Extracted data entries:
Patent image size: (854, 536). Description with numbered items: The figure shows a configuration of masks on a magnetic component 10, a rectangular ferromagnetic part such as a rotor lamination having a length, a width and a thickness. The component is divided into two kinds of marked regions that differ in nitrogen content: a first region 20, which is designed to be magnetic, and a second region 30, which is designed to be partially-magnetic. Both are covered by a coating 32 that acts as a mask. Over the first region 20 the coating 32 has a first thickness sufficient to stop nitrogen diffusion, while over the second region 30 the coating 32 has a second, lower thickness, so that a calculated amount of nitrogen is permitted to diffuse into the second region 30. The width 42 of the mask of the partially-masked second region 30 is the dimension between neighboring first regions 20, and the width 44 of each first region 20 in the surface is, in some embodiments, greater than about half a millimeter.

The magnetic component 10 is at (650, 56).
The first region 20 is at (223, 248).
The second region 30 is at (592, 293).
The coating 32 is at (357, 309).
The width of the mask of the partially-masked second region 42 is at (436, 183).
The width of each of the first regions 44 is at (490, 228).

Required work
Copy every one of the items above word for word, keeping each line as it appears.

Solution for this problem
Patent image size: (854, 536). Description with numbered items: The figure shows a configuration of masks on a magnetic component 10, a rectangular ferromagnetic part such as a rotor lamination having a length, a width and a thickness. The component is divided into two kinds of marked regions that differ in nitrogen content: a first region 20, which is designed to be magnetic, and a second region 30, which is designed to be partially-magnetic. Both are covered by a coating 32 that acts as a mask. Over the first region 20 the coating 32 has a first thickness sufficient to stop nitrogen diffusion, while over the second region 30 the coating 32 has a second, lower thickness, so that a calculated amount of nitrogen is permitted to diffuse into the second region 30. The width 42 of the mask of the partially-masked second region 30 is the dimension between neighboring first regions 20, and the width 44 of each first region 20 in the surface is, in some embodiments, greater than about half a millimeter.

The magnetic component 10 is at (650, 56).
The first region 20 is at (223, 248).
The second region 30 is at (592, 293).
The coating 32 is at (357, 309).
The width of the mask of the partially-masked second region 42 is at (436, 183).
The width of each of the first regions 44 is at (490, 228).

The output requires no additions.